:: What you have to do ::
Retype the material word for word.

++++++++

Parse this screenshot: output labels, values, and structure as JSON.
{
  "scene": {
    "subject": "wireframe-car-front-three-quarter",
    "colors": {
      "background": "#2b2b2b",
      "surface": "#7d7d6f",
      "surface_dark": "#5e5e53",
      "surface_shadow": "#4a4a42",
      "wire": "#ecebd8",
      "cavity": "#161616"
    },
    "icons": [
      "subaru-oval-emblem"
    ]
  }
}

++++++++

:: Response to this task ::
Parse this screenshot: output labels, values, and structure as JSON.
{
  "scene": {
    "subject": "wireframe-car-front-three-quarter",
    "colors": {
      "background": "#2b2b2b",
      "surface": "#7d7d6f",
      "surface_dark": "#5e5e53",
      "surface_shadow": "#4a4a42",
      "wire": "#ecebd8",
      "cavity": "#161616"
    },
    "icons": [
      "subaru-oval-emblem"
    ]
  }
}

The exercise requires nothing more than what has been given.